### Problem details
Find the word "Сеанс" in the data. Return every line where it appears.

### Excerpted records
----------------------------------------
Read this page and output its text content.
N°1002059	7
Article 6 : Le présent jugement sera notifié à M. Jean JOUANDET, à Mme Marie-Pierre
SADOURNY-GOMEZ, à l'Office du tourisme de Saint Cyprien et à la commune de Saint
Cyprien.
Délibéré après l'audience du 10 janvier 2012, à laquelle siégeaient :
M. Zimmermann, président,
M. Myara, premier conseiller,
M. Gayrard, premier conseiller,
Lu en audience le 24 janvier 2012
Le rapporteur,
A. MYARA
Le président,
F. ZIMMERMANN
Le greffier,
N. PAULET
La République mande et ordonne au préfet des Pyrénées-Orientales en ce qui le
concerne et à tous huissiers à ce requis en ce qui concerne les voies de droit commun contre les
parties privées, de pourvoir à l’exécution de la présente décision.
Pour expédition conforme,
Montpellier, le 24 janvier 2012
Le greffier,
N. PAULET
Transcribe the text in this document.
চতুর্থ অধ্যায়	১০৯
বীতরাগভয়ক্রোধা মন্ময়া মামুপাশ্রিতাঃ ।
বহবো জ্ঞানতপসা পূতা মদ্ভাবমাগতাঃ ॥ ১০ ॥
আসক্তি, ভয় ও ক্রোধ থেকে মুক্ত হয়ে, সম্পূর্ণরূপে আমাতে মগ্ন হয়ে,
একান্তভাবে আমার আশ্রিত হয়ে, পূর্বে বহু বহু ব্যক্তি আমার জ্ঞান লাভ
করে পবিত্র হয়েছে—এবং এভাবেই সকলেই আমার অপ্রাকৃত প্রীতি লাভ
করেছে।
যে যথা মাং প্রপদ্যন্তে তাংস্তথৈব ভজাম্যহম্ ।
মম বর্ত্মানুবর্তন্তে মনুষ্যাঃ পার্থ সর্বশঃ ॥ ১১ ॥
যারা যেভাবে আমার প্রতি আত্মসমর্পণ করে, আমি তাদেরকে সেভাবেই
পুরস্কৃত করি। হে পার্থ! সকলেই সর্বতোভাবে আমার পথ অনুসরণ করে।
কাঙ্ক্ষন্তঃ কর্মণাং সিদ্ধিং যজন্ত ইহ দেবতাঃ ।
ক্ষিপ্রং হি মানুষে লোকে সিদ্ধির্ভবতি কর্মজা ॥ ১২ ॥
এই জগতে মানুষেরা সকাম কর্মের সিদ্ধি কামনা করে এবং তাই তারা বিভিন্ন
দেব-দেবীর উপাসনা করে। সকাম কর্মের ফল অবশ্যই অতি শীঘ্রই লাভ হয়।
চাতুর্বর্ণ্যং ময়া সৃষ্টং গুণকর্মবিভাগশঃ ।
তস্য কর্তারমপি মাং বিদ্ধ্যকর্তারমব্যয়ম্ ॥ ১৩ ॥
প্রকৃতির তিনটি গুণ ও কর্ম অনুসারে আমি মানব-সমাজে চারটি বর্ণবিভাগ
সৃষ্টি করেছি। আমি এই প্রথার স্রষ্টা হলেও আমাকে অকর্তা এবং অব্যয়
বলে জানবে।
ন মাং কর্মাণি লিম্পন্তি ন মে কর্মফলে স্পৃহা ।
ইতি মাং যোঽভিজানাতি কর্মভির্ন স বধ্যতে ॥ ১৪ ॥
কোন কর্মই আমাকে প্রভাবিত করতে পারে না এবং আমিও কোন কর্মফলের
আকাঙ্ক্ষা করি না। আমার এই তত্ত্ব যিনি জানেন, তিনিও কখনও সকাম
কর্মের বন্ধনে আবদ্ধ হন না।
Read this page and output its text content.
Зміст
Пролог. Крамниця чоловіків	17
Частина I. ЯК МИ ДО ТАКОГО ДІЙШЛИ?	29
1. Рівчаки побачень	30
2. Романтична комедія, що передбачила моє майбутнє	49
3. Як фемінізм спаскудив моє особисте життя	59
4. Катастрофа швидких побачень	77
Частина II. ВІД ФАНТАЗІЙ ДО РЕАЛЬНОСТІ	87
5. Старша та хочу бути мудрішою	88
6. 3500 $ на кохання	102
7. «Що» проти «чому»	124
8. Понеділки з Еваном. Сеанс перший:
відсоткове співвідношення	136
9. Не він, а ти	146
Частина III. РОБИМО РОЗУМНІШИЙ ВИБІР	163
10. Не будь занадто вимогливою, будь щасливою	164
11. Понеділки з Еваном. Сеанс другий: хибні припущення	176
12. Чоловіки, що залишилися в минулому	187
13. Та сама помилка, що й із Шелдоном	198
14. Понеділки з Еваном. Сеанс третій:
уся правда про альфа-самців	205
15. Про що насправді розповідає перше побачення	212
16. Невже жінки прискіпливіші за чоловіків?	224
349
----------------------------------------
### Expected answer
8. Понеділки з Еваном. Сеанс перший:
11. Понеділки з Еваном. Сеанс другий: хибні припущення	176
14. Понеділки з Еваном. Сеанс третій:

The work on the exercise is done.